Records that describe figures
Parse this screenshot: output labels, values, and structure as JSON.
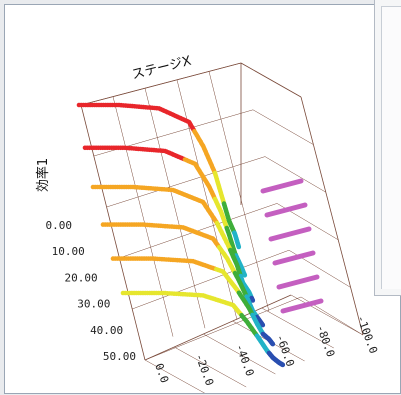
{
  "window": {
    "title": ""
  },
  "chart_data": {
    "type": "scatter",
    "title": "",
    "z_axis": {
      "label": "効率1",
      "ticks": [
        "0.00",
        "10.00",
        "20.00",
        "30.00",
        "40.00",
        "50.00"
      ],
      "range": [
        0,
        50
      ]
    },
    "x_axis": {
      "label": "ステージX",
      "ticks": [
        "0.0",
        "-20.0",
        "-40.0",
        "-60.0",
        "-80.0",
        "-100.0"
      ],
      "range": [
        0,
        -100
      ]
    },
    "y_axis": {
      "label": "",
      "ticks": []
    },
    "grid": true,
    "colors": {
      "high": "#e8262b",
      "mid": "#f5a623",
      "yellow": "#e6e62e",
      "green": "#3fae3a",
      "cyan": "#23b3c7",
      "blue": "#2a4fb0",
      "projection": "#c45fc0"
    },
    "series": [
      {
        "values": [
          [
            0,
            50
          ],
          [
            -20,
            50
          ],
          [
            -40,
            49
          ],
          [
            -55,
            45
          ],
          [
            -62,
            38
          ],
          [
            -68,
            30
          ],
          [
            -72,
            22
          ],
          [
            -75,
            16
          ],
          [
            -78,
            12
          ],
          [
            -80,
            8
          ]
        ]
      },
      {
        "values": [
          [
            0,
            46
          ],
          [
            -20,
            46
          ],
          [
            -40,
            45
          ],
          [
            -55,
            41
          ],
          [
            -62,
            34
          ],
          [
            -68,
            26
          ],
          [
            -72,
            19
          ],
          [
            -75,
            13
          ],
          [
            -78,
            9
          ],
          [
            -80,
            6
          ]
        ]
      },
      {
        "values": [
          [
            0,
            42
          ],
          [
            -20,
            42
          ],
          [
            -40,
            41
          ],
          [
            -55,
            37
          ],
          [
            -62,
            30
          ],
          [
            -68,
            22
          ],
          [
            -72,
            16
          ],
          [
            -75,
            10
          ],
          [
            -78,
            7
          ],
          [
            -80,
            4
          ]
        ]
      },
      {
        "values": [
          [
            0,
            38
          ],
          [
            -20,
            38
          ],
          [
            -40,
            37
          ],
          [
            -55,
            33
          ],
          [
            -62,
            26
          ],
          [
            -68,
            18
          ],
          [
            -72,
            12
          ],
          [
            -75,
            7
          ],
          [
            -78,
            4
          ],
          [
            -80,
            2
          ]
        ]
      },
      {
        "values": [
          [
            0,
            34
          ],
          [
            -20,
            34
          ],
          [
            -40,
            33
          ],
          [
            -55,
            29
          ],
          [
            -62,
            22
          ],
          [
            -68,
            15
          ],
          [
            -72,
            9
          ],
          [
            -75,
            5
          ],
          [
            -78,
            3
          ],
          [
            -80,
            1
          ]
        ]
      },
      {
        "values": [
          [
            0,
            30
          ],
          [
            -20,
            30
          ],
          [
            -40,
            29
          ],
          [
            -55,
            25
          ],
          [
            -62,
            18
          ],
          [
            -68,
            11
          ],
          [
            -72,
            6
          ],
          [
            -75,
            3
          ],
          [
            -78,
            1
          ],
          [
            -80,
            0
          ]
        ]
      }
    ]
  }
}
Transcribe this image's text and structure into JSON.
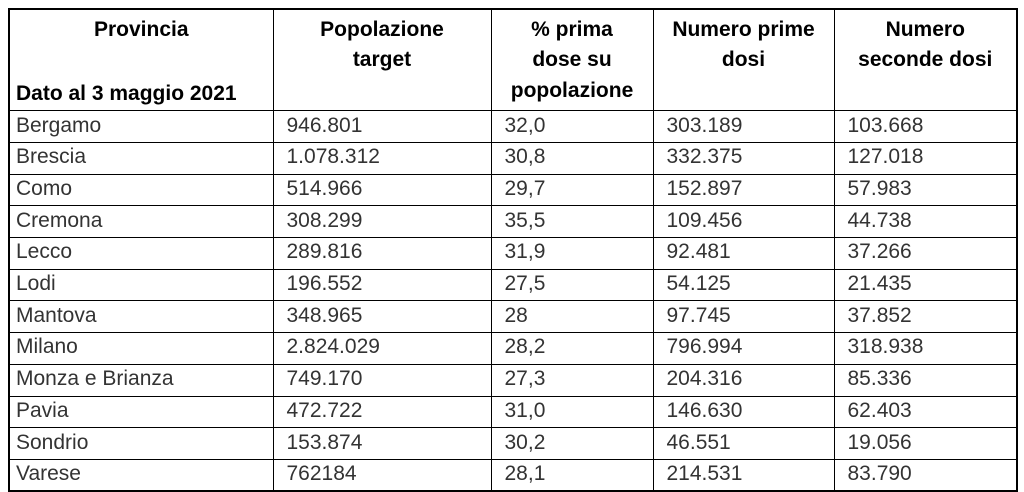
{
  "table": {
    "header": {
      "provincia_title": "Provincia",
      "date_note": "Dato al 3 maggio 2021",
      "columns": [
        "Popolazione target",
        "% prima dose su popolazione",
        "Numero prime dosi",
        "Numero seconde dosi"
      ]
    },
    "column_keys": [
      "provincia",
      "popolazione_target",
      "pct_prima_dose_su_popolazione",
      "numero_prime_dosi",
      "numero_seconde_dosi"
    ],
    "rows": [
      {
        "provincia": "Bergamo",
        "popolazione_target": "946.801",
        "pct_prima_dose_su_popolazione": "32,0",
        "numero_prime_dosi": "303.189",
        "numero_seconde_dosi": "103.668"
      },
      {
        "provincia": "Brescia",
        "popolazione_target": "1.078.312",
        "pct_prima_dose_su_popolazione": "30,8",
        "numero_prime_dosi": "332.375",
        "numero_seconde_dosi": "127.018"
      },
      {
        "provincia": "Como",
        "popolazione_target": "514.966",
        "pct_prima_dose_su_popolazione": "29,7",
        "numero_prime_dosi": "152.897",
        "numero_seconde_dosi": "57.983"
      },
      {
        "provincia": "Cremona",
        "popolazione_target": "308.299",
        "pct_prima_dose_su_popolazione": "35,5",
        "numero_prime_dosi": "109.456",
        "numero_seconde_dosi": "44.738"
      },
      {
        "provincia": "Lecco",
        "popolazione_target": "289.816",
        "pct_prima_dose_su_popolazione": "31,9",
        "numero_prime_dosi": "92.481",
        "numero_seconde_dosi": "37.266"
      },
      {
        "provincia": "Lodi",
        "popolazione_target": "196.552",
        "pct_prima_dose_su_popolazione": "27,5",
        "numero_prime_dosi": "54.125",
        "numero_seconde_dosi": "21.435"
      },
      {
        "provincia": "Mantova",
        "popolazione_target": "348.965",
        "pct_prima_dose_su_popolazione": "28",
        "numero_prime_dosi": "97.745",
        "numero_seconde_dosi": "37.852"
      },
      {
        "provincia": "Milano",
        "popolazione_target": "2.824.029",
        "pct_prima_dose_su_popolazione": "28,2",
        "numero_prime_dosi": "796.994",
        "numero_seconde_dosi": "318.938"
      },
      {
        "provincia": "Monza e Brianza",
        "popolazione_target": "749.170",
        "pct_prima_dose_su_popolazione": "27,3",
        "numero_prime_dosi": "204.316",
        "numero_seconde_dosi": "85.336"
      },
      {
        "provincia": "Pavia",
        "popolazione_target": "472.722",
        "pct_prima_dose_su_popolazione": "31,0",
        "numero_prime_dosi": "146.630",
        "numero_seconde_dosi": "62.403"
      },
      {
        "provincia": "Sondrio",
        "popolazione_target": "153.874",
        "pct_prima_dose_su_popolazione": "30,2",
        "numero_prime_dosi": "46.551",
        "numero_seconde_dosi": "19.056"
      },
      {
        "provincia": "Varese",
        "popolazione_target": "762184",
        "pct_prima_dose_su_popolazione": "28,1",
        "numero_prime_dosi": "214.531",
        "numero_seconde_dosi": "83.790"
      }
    ]
  }
}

▸ WHAT THE TASK REQUIRES
Return the material word for word. Pictures are not part of the copy.

▸ RESPONSE TO THE EXERCISE
Parse this screenshot: output labels, values, and structure as JSON.
{
  "window": {
    "title": ""
  },
  "chart_data": {
    "type": "scatter",
    "title": "",
    "z_axis": {
      "label": "効率1",
      "ticks": [
        "0.00",
        "10.00",
        "20.00",
        "30.00",
        "40.00",
        "50.00"
      ],
      "range": [
        0,
        50
      ]
    },
    "x_axis": {
      "label": "ステージX",
      "ticks": [
        "0.0",
        "-20.0",
        "-40.0",
        "-60.0",
        "-80.0",
        "-100.0"
      ],
      "range": [
        0,
        -100
      ]
    },
    "y_axis": {
      "label": "",
      "ticks": []
    },
    "grid": true,
    "colors": {
      "high": "#e8262b",
      "mid": "#f5a623",
      "yellow": "#e6e62e",
      "green": "#3fae3a",
      "cyan": "#23b3c7",
      "blue": "#2a4fb0",
      "projection": "#c45fc0"
    },
    "series": [
      {
        "values": [
          [
            0,
            50
          ],
          [
            -20,
            50
          ],
          [
            -40,
            49
          ],
          [
            -55,
            45
          ],
          [
            -62,
            38
          ],
          [
            -68,
            30
          ],
          [
            -72,
            22
          ],
          [
            -75,
            16
          ],
          [
            -78,
            12
          ],
          [
            -80,
            8
          ]
        ]
      },
      {
        "values": [
          [
            0,
            46
          ],
          [
            -20,
            46
          ],
          [
            -40,
            45
          ],
          [
            -55,
            41
          ],
          [
            -62,
            34
          ],
          [
            -68,
            26
          ],
          [
            -72,
            19
          ],
          [
            -75,
            13
          ],
          [
            -78,
            9
          ],
          [
            -80,
            6
          ]
        ]
      },
      {
        "values": [
          [
            0,
            42
          ],
          [
            -20,
            42
          ],
          [
            -40,
            41
          ],
          [
            -55,
            37
          ],
          [
            -62,
            30
          ],
          [
            -68,
            22
          ],
          [
            -72,
            16
          ],
          [
            -75,
            10
          ],
          [
            -78,
            7
          ],
          [
            -80,
            4
          ]
        ]
      },
      {
        "values": [
          [
            0,
            38
          ],
          [
            -20,
            38
          ],
          [
            -40,
            37
          ],
          [
            -55,
            33
          ],
          [
            -62,
            26
          ],
          [
            -68,
            18
          ],
          [
            -72,
            12
          ],
          [
            -75,
            7
          ],
          [
            -78,
            4
          ],
          [
            -80,
            2
          ]
        ]
      },
      {
        "values": [
          [
            0,
            34
          ],
          [
            -20,
            34
          ],
          [
            -40,
            33
          ],
          [
            -55,
            29
          ],
          [
            -62,
            22
          ],
          [
            -68,
            15
          ],
          [
            -72,
            9
          ],
          [
            -75,
            5
          ],
          [
            -78,
            3
          ],
          [
            -80,
            1
          ]
        ]
      },
      {
        "values": [
          [
            0,
            30
          ],
          [
            -20,
            30
          ],
          [
            -40,
            29
          ],
          [
            -55,
            25
          ],
          [
            -62,
            18
          ],
          [
            -68,
            11
          ],
          [
            -72,
            6
          ],
          [
            -75,
            3
          ],
          [
            -78,
            1
          ],
          [
            -80,
            0
          ]
        ]
      }
    ]
  }
}
Transcribe this image's text and structure into JSON.
{
  "table": {
    "header": {
      "provincia_title": "Provincia",
      "date_note": "Dato al 3 maggio 2021",
      "columns": [
        "Popolazione target",
        "% prima dose su popolazione",
        "Numero prime dosi",
        "Numero seconde dosi"
      ]
    },
    "column_keys": [
      "provincia",
      "popolazione_target",
      "pct_prima_dose_su_popolazione",
      "numero_prime_dosi",
      "numero_seconde_dosi"
    ],
    "rows": [
      {
        "provincia": "Bergamo",
        "popolazione_target": "946.801",
        "pct_prima_dose_su_popolazione": "32,0",
        "numero_prime_dosi": "303.189",
        "numero_seconde_dosi": "103.668"
      },
      {
        "provincia": "Brescia",
        "popolazione_target": "1.078.312",
        "pct_prima_dose_su_popolazione": "30,8",
        "numero_prime_dosi": "332.375",
        "numero_seconde_dosi": "127.018"
      },
      {
        "provincia": "Como",
        "popolazione_target": "514.966",
        "pct_prima_dose_su_popolazione": "29,7",
        "numero_prime_dosi": "152.897",
        "numero_seconde_dosi": "57.983"
      },
      {
        "provincia": "Cremona",
        "popolazione_target": "308.299",
        "pct_prima_dose_su_popolazione": "35,5",
        "numero_prime_dosi": "109.456",
        "numero_seconde_dosi": "44.738"
      },
      {
        "provincia": "Lecco",
        "popolazione_target": "289.816",
        "pct_prima_dose_su_popolazione": "31,9",
        "numero_prime_dosi": "92.481",
        "numero_seconde_dosi": "37.266"
      },
      {
        "provincia": "Lodi",
        "popolazione_target": "196.552",
        "pct_prima_dose_su_popolazione": "27,5",
        "numero_prime_dosi": "54.125",
        "numero_seconde_dosi": "21.435"
      },
      {
        "provincia": "Mantova",
        "popolazione_target": "348.965",
        "pct_prima_dose_su_popolazione": "28",
        "numero_prime_dosi": "97.745",
        "numero_seconde_dosi": "37.852"
      },
      {
        "provincia": "Milano",
        "popolazione_target": "2.824.029",
        "pct_prima_dose_su_popolazione": "28,2",
        "numero_prime_dosi": "796.994",
        "numero_seconde_dosi": "318.938"
      },
      {
        "provincia": "Monza e Brianza",
        "popolazione_target": "749.170",
        "pct_prima_dose_su_popolazione": "27,3",
        "numero_prime_dosi": "204.316",
        "numero_seconde_dosi": "85.336"
      },
      {
        "provincia": "Pavia",
        "popolazione_target": "472.722",
        "pct_prima_dose_su_popolazione": "31,0",
        "numero_prime_dosi": "146.630",
        "numero_seconde_dosi": "62.403"
      },
      {
        "provincia": "Sondrio",
        "popolazione_target": "153.874",
        "pct_prima_dose_su_popolazione": "30,2",
        "numero_prime_dosi": "46.551",
        "numero_seconde_dosi": "19.056"
      },
      {
        "provincia": "Varese",
        "popolazione_target": "762184",
        "pct_prima_dose_su_popolazione": "28,1",
        "numero_prime_dosi": "214.531",
        "numero_seconde_dosi": "83.790"
      }
    ]
  }
}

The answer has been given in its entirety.